GOAL -> Copy out all lines with the word "földhivatala" in them.

Start of AVAILABLE RECORDS

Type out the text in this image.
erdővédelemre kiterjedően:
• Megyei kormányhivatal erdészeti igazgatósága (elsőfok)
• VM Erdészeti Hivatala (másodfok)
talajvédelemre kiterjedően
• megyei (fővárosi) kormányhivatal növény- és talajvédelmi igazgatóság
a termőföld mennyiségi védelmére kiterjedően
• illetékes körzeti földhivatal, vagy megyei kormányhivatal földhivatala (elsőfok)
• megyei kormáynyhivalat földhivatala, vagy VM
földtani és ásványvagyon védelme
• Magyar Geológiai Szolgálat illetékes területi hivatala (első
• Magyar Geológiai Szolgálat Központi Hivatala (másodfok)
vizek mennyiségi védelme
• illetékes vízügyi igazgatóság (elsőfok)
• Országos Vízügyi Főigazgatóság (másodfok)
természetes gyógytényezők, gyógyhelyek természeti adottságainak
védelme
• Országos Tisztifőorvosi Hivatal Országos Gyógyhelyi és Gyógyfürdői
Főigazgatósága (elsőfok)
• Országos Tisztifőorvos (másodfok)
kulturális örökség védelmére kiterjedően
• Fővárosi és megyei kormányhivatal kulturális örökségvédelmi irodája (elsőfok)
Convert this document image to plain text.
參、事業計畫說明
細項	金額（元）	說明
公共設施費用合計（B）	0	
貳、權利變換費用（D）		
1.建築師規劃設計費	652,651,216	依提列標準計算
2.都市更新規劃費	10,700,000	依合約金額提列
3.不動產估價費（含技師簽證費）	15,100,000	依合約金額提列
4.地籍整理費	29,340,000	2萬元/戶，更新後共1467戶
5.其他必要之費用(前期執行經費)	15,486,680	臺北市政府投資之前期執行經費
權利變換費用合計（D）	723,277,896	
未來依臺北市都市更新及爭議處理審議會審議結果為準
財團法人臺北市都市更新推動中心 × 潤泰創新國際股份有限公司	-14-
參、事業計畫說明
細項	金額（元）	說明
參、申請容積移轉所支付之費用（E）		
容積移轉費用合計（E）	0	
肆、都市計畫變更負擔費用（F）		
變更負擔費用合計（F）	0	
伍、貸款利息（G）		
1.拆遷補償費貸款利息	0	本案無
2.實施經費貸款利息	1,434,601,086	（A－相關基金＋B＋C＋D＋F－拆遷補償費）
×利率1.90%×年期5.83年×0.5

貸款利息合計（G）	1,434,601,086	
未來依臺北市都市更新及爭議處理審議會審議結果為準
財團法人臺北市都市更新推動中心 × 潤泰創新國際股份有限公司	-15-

End of AVAILABLE RECORDS

TASK RESULT ->
• illetékes körzeti földhivatal, vagy megyei kormányhivatal földhivatala (elsőfok)
• megyei kormáynyhivalat földhivatala, vagy VM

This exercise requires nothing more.